> What is asked:
Gather each line of the records where "your" appears.
* start *
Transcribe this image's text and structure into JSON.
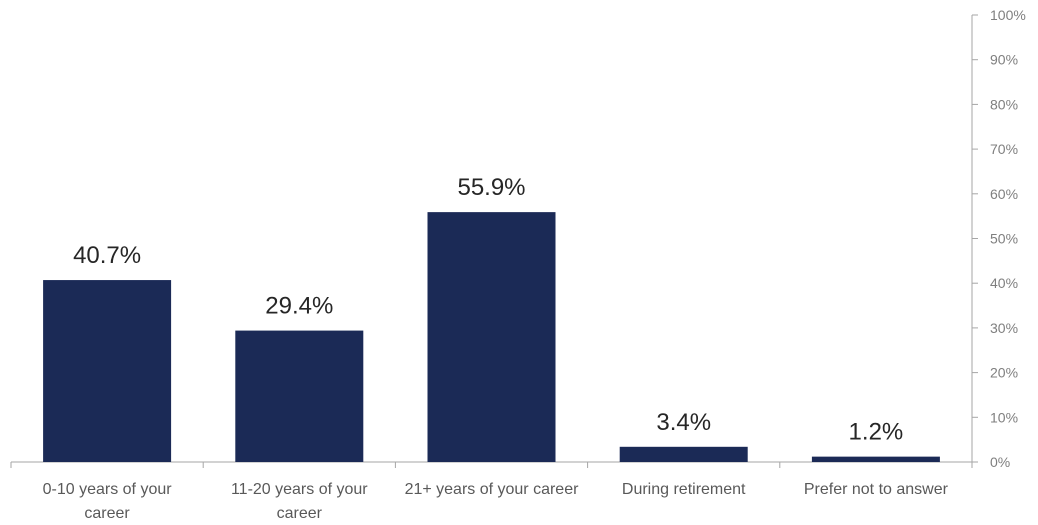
{
  "chart_data": {
    "type": "bar",
    "categories": [
      "0-10 years of your career",
      "11-20 years of your career",
      "21+ years of your career",
      "During retirement",
      "Prefer not to answer"
    ],
    "category_label_lines": [
      [
        "0-10 years of your",
        "career"
      ],
      [
        "11-20 years of your",
        "career"
      ],
      [
        "21+ years of your career"
      ],
      [
        "During retirement"
      ],
      [
        "Prefer not to answer"
      ]
    ],
    "values": [
      40.7,
      29.4,
      55.9,
      3.4,
      1.2
    ],
    "data_labels": [
      "40.7%",
      "29.4%",
      "55.9%",
      "3.4%",
      "1.2%"
    ],
    "title": "",
    "xlabel": "",
    "ylabel": "",
    "ylim": [
      0,
      100
    ],
    "y_ticks": [
      "0%",
      "10%",
      "20%",
      "30%",
      "40%",
      "50%",
      "60%",
      "70%",
      "80%",
      "90%",
      "100%"
    ],
    "y_axis_side": "right",
    "grid": false,
    "legend": "none",
    "bar_color": "#1b2a56"
  }
}
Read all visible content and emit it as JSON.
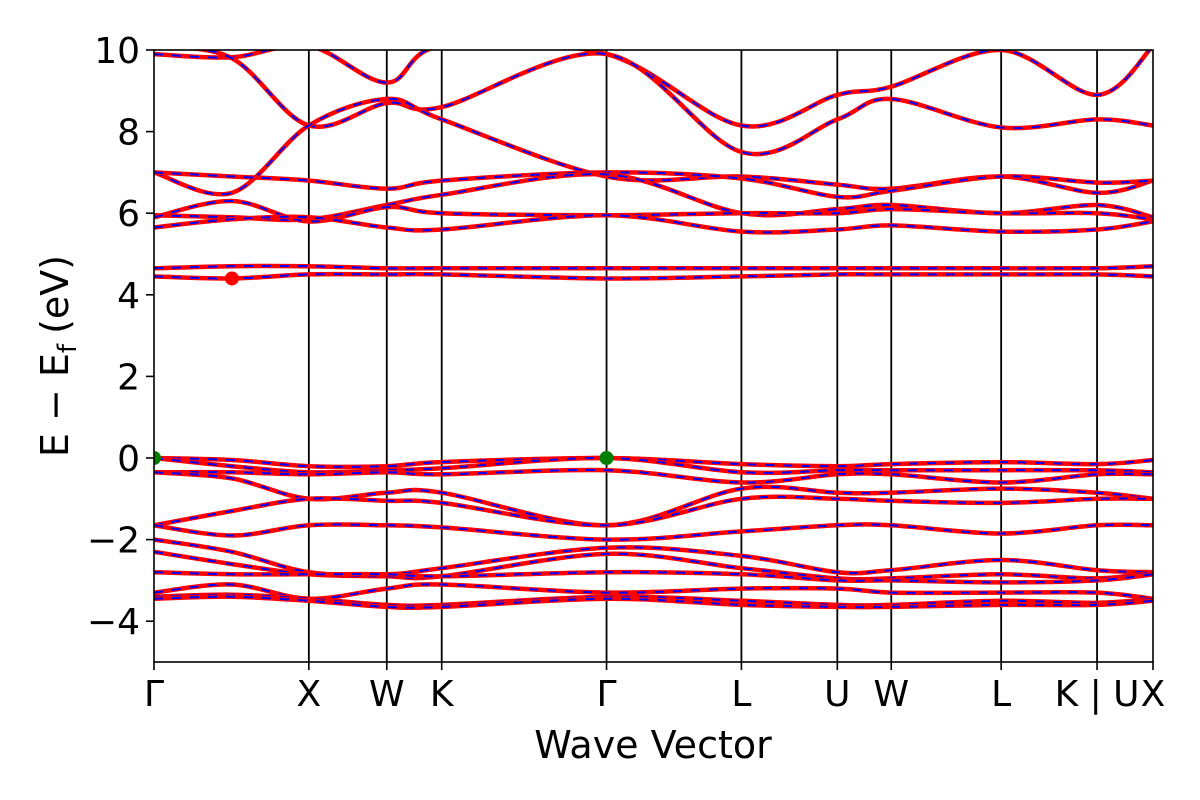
{
  "chart_data": {
    "type": "line",
    "title": "",
    "xlabel": "Wave Vector",
    "ylabel": "E − E",
    "ylabel_subscript": "f",
    "ylabel_unit": "(eV)",
    "ylim": [
      -5,
      10
    ],
    "yticks": [
      -4,
      -2,
      0,
      2,
      4,
      6,
      8,
      10
    ],
    "ytick_labels": [
      "−4",
      "−2",
      "0",
      "2",
      "4",
      "6",
      "8",
      "10"
    ],
    "grid": false,
    "legend": "none",
    "x_range": [
      0,
      1
    ],
    "kpoints": [
      {
        "label": "Γ",
        "x": 0.0
      },
      {
        "label": "X",
        "x": 0.155
      },
      {
        "label": "W",
        "x": 0.233
      },
      {
        "label": "K",
        "x": 0.288
      },
      {
        "label": "Γ",
        "x": 0.453
      },
      {
        "label": "L",
        "x": 0.588
      },
      {
        "label": "U",
        "x": 0.684
      },
      {
        "label": "W",
        "x": 0.738
      },
      {
        "label": "L",
        "x": 0.848
      },
      {
        "label": "K | U",
        "x": 0.944
      },
      {
        "label": "X",
        "x": 1.0
      }
    ],
    "colors": {
      "band": "#ff0000",
      "band_dash": "#0000ff",
      "cbm": "#ff0000",
      "vbm": "#008000",
      "kline": "#000000"
    },
    "cbm": [
      {
        "x": 0.078,
        "y": 4.4
      }
    ],
    "vbm": [
      {
        "x": 0.0,
        "y": 0.0
      },
      {
        "x": 0.453,
        "y": 0.0
      }
    ],
    "series": [
      {
        "values": [
          [
            0,
            9.9
          ],
          [
            0.078,
            9.82
          ],
          [
            0.155,
            10.1
          ],
          [
            0.233,
            9.2
          ],
          [
            0.288,
            10.1
          ],
          [
            0.453,
            9.9
          ],
          [
            0.588,
            8.15
          ],
          [
            0.684,
            8.9
          ],
          [
            0.738,
            9.1
          ],
          [
            0.848,
            10.0
          ],
          [
            0.944,
            8.9
          ],
          [
            1.0,
            10.1
          ]
        ]
      },
      {
        "values": [
          [
            0,
            10.1
          ],
          [
            0.078,
            9.8
          ],
          [
            0.155,
            8.15
          ],
          [
            0.233,
            8.7
          ],
          [
            0.288,
            8.6
          ],
          [
            0.453,
            9.9
          ],
          [
            0.588,
            7.5
          ],
          [
            0.684,
            8.3
          ],
          [
            0.738,
            8.8
          ],
          [
            0.848,
            8.1
          ],
          [
            0.944,
            8.3
          ],
          [
            1.0,
            8.15
          ]
        ]
      },
      {
        "values": [
          [
            0,
            7.0
          ],
          [
            0.078,
            6.5
          ],
          [
            0.155,
            8.15
          ],
          [
            0.233,
            8.8
          ],
          [
            0.288,
            8.3
          ],
          [
            0.453,
            6.9
          ],
          [
            0.588,
            6.9
          ],
          [
            0.684,
            6.7
          ],
          [
            0.738,
            6.6
          ],
          [
            0.848,
            6.9
          ],
          [
            0.944,
            6.5
          ],
          [
            1.0,
            6.8
          ]
        ]
      },
      {
        "values": [
          [
            0,
            7.0
          ],
          [
            0.078,
            6.9
          ],
          [
            0.155,
            6.8
          ],
          [
            0.233,
            6.6
          ],
          [
            0.288,
            6.8
          ],
          [
            0.453,
            7.0
          ],
          [
            0.588,
            6.85
          ],
          [
            0.684,
            6.4
          ],
          [
            0.738,
            6.55
          ],
          [
            0.848,
            6.9
          ],
          [
            0.944,
            6.75
          ],
          [
            1.0,
            6.8
          ]
        ]
      },
      {
        "values": [
          [
            0,
            5.95
          ],
          [
            0.078,
            5.9
          ],
          [
            0.155,
            5.85
          ],
          [
            0.233,
            6.2
          ],
          [
            0.288,
            6.45
          ],
          [
            0.453,
            6.95
          ],
          [
            0.588,
            6.0
          ],
          [
            0.684,
            6.1
          ],
          [
            0.738,
            6.2
          ],
          [
            0.848,
            6.0
          ],
          [
            0.944,
            6.2
          ],
          [
            1.0,
            5.9
          ]
        ]
      },
      {
        "values": [
          [
            0,
            5.9
          ],
          [
            0.078,
            6.3
          ],
          [
            0.155,
            5.8
          ],
          [
            0.233,
            6.15
          ],
          [
            0.288,
            6.0
          ],
          [
            0.453,
            5.95
          ],
          [
            0.588,
            6.0
          ],
          [
            0.684,
            6.0
          ],
          [
            0.738,
            6.1
          ],
          [
            0.848,
            6.0
          ],
          [
            0.944,
            6.0
          ],
          [
            1.0,
            5.85
          ]
        ]
      },
      {
        "values": [
          [
            0,
            5.65
          ],
          [
            0.078,
            5.85
          ],
          [
            0.155,
            5.9
          ],
          [
            0.233,
            5.65
          ],
          [
            0.288,
            5.6
          ],
          [
            0.453,
            5.95
          ],
          [
            0.588,
            5.55
          ],
          [
            0.684,
            5.6
          ],
          [
            0.738,
            5.7
          ],
          [
            0.848,
            5.55
          ],
          [
            0.944,
            5.6
          ],
          [
            1.0,
            5.8
          ]
        ]
      },
      {
        "values": [
          [
            0,
            4.65
          ],
          [
            0.078,
            4.7
          ],
          [
            0.155,
            4.7
          ],
          [
            0.233,
            4.65
          ],
          [
            0.288,
            4.65
          ],
          [
            0.453,
            4.65
          ],
          [
            0.588,
            4.65
          ],
          [
            0.684,
            4.65
          ],
          [
            0.738,
            4.65
          ],
          [
            0.848,
            4.65
          ],
          [
            0.944,
            4.65
          ],
          [
            1.0,
            4.7
          ]
        ]
      },
      {
        "values": [
          [
            0,
            4.45
          ],
          [
            0.078,
            4.4
          ],
          [
            0.155,
            4.5
          ],
          [
            0.233,
            4.5
          ],
          [
            0.288,
            4.5
          ],
          [
            0.453,
            4.4
          ],
          [
            0.588,
            4.45
          ],
          [
            0.684,
            4.5
          ],
          [
            0.738,
            4.5
          ],
          [
            0.848,
            4.5
          ],
          [
            0.944,
            4.5
          ],
          [
            1.0,
            4.45
          ]
        ]
      },
      {
        "values": [
          [
            0,
            0.0
          ],
          [
            0.078,
            -0.05
          ],
          [
            0.155,
            -0.2
          ],
          [
            0.233,
            -0.2
          ],
          [
            0.288,
            -0.1
          ],
          [
            0.453,
            0.0
          ],
          [
            0.588,
            -0.15
          ],
          [
            0.684,
            -0.2
          ],
          [
            0.738,
            -0.15
          ],
          [
            0.848,
            -0.1
          ],
          [
            0.944,
            -0.15
          ],
          [
            1.0,
            -0.05
          ]
        ]
      },
      {
        "values": [
          [
            0,
            0.0
          ],
          [
            0.078,
            -0.2
          ],
          [
            0.155,
            -0.35
          ],
          [
            0.233,
            -0.3
          ],
          [
            0.288,
            -0.25
          ],
          [
            0.453,
            0.0
          ],
          [
            0.588,
            -0.35
          ],
          [
            0.684,
            -0.3
          ],
          [
            0.738,
            -0.3
          ],
          [
            0.848,
            -0.3
          ],
          [
            0.944,
            -0.3
          ],
          [
            1.0,
            -0.35
          ]
        ]
      },
      {
        "values": [
          [
            0,
            -0.35
          ],
          [
            0.078,
            -0.35
          ],
          [
            0.155,
            -0.4
          ],
          [
            0.233,
            -0.35
          ],
          [
            0.288,
            -0.4
          ],
          [
            0.453,
            -0.3
          ],
          [
            0.588,
            -0.6
          ],
          [
            0.684,
            -0.4
          ],
          [
            0.738,
            -0.4
          ],
          [
            0.848,
            -0.6
          ],
          [
            0.944,
            -0.4
          ],
          [
            1.0,
            -0.4
          ]
        ]
      },
      {
        "values": [
          [
            0,
            -0.35
          ],
          [
            0.078,
            -0.5
          ],
          [
            0.155,
            -1.0
          ],
          [
            0.233,
            -0.85
          ],
          [
            0.288,
            -0.85
          ],
          [
            0.453,
            -1.65
          ],
          [
            0.588,
            -0.75
          ],
          [
            0.684,
            -0.85
          ],
          [
            0.738,
            -0.85
          ],
          [
            0.848,
            -0.75
          ],
          [
            0.944,
            -0.85
          ],
          [
            1.0,
            -1.0
          ]
        ]
      },
      {
        "values": [
          [
            0,
            -1.65
          ],
          [
            0.078,
            -1.3
          ],
          [
            0.155,
            -1.0
          ],
          [
            0.233,
            -1.05
          ],
          [
            0.288,
            -1.1
          ],
          [
            0.453,
            -1.65
          ],
          [
            0.588,
            -1.0
          ],
          [
            0.684,
            -1.0
          ],
          [
            0.738,
            -1.05
          ],
          [
            0.848,
            -1.1
          ],
          [
            0.944,
            -1.0
          ],
          [
            1.0,
            -1.0
          ]
        ]
      },
      {
        "values": [
          [
            0,
            -1.65
          ],
          [
            0.078,
            -1.9
          ],
          [
            0.155,
            -1.65
          ],
          [
            0.233,
            -1.65
          ],
          [
            0.288,
            -1.7
          ],
          [
            0.453,
            -2.0
          ],
          [
            0.588,
            -1.8
          ],
          [
            0.684,
            -1.65
          ],
          [
            0.738,
            -1.65
          ],
          [
            0.848,
            -1.85
          ],
          [
            0.944,
            -1.65
          ],
          [
            1.0,
            -1.65
          ]
        ]
      },
      {
        "values": [
          [
            0,
            -2.0
          ],
          [
            0.078,
            -2.3
          ],
          [
            0.155,
            -2.8
          ],
          [
            0.233,
            -2.85
          ],
          [
            0.288,
            -2.7
          ],
          [
            0.453,
            -2.2
          ],
          [
            0.588,
            -2.4
          ],
          [
            0.684,
            -2.8
          ],
          [
            0.738,
            -2.75
          ],
          [
            0.848,
            -2.5
          ],
          [
            0.944,
            -2.75
          ],
          [
            1.0,
            -2.8
          ]
        ]
      },
      {
        "values": [
          [
            0,
            -2.3
          ],
          [
            0.078,
            -2.6
          ],
          [
            0.155,
            -2.85
          ],
          [
            0.233,
            -2.9
          ],
          [
            0.288,
            -2.9
          ],
          [
            0.453,
            -2.35
          ],
          [
            0.588,
            -2.7
          ],
          [
            0.684,
            -2.95
          ],
          [
            0.738,
            -2.95
          ],
          [
            0.848,
            -2.85
          ],
          [
            0.944,
            -2.95
          ],
          [
            1.0,
            -2.8
          ]
        ]
      },
      {
        "values": [
          [
            0,
            -2.8
          ],
          [
            0.078,
            -2.85
          ],
          [
            0.155,
            -2.85
          ],
          [
            0.233,
            -2.85
          ],
          [
            0.288,
            -2.9
          ],
          [
            0.453,
            -2.8
          ],
          [
            0.588,
            -2.85
          ],
          [
            0.684,
            -3.0
          ],
          [
            0.738,
            -3.0
          ],
          [
            0.848,
            -3.05
          ],
          [
            0.944,
            -3.0
          ],
          [
            1.0,
            -2.85
          ]
        ]
      },
      {
        "values": [
          [
            0,
            -3.3
          ],
          [
            0.078,
            -3.1
          ],
          [
            0.155,
            -3.45
          ],
          [
            0.233,
            -3.2
          ],
          [
            0.288,
            -3.1
          ],
          [
            0.453,
            -3.3
          ],
          [
            0.588,
            -3.2
          ],
          [
            0.684,
            -3.2
          ],
          [
            0.738,
            -3.3
          ],
          [
            0.848,
            -3.3
          ],
          [
            0.944,
            -3.3
          ],
          [
            1.0,
            -3.45
          ]
        ]
      },
      {
        "values": [
          [
            0,
            -3.4
          ],
          [
            0.078,
            -3.35
          ],
          [
            0.155,
            -3.45
          ],
          [
            0.233,
            -3.6
          ],
          [
            0.288,
            -3.6
          ],
          [
            0.453,
            -3.4
          ],
          [
            0.588,
            -3.5
          ],
          [
            0.684,
            -3.6
          ],
          [
            0.738,
            -3.6
          ],
          [
            0.848,
            -3.5
          ],
          [
            0.944,
            -3.55
          ],
          [
            1.0,
            -3.45
          ]
        ]
      },
      {
        "values": [
          [
            0,
            -3.45
          ],
          [
            0.078,
            -3.4
          ],
          [
            0.155,
            -3.5
          ],
          [
            0.233,
            -3.65
          ],
          [
            0.288,
            -3.65
          ],
          [
            0.453,
            -3.45
          ],
          [
            0.588,
            -3.6
          ],
          [
            0.684,
            -3.65
          ],
          [
            0.738,
            -3.65
          ],
          [
            0.848,
            -3.6
          ],
          [
            0.944,
            -3.6
          ],
          [
            1.0,
            -3.5
          ]
        ]
      }
    ]
  }
}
* end *
> Response:
      "0-10 years of your career",
      "11-20 years of your career",
      "21+ years of your career",
        "0-10 years of your",
        "11-20 years of your",
        "21+ years of your career"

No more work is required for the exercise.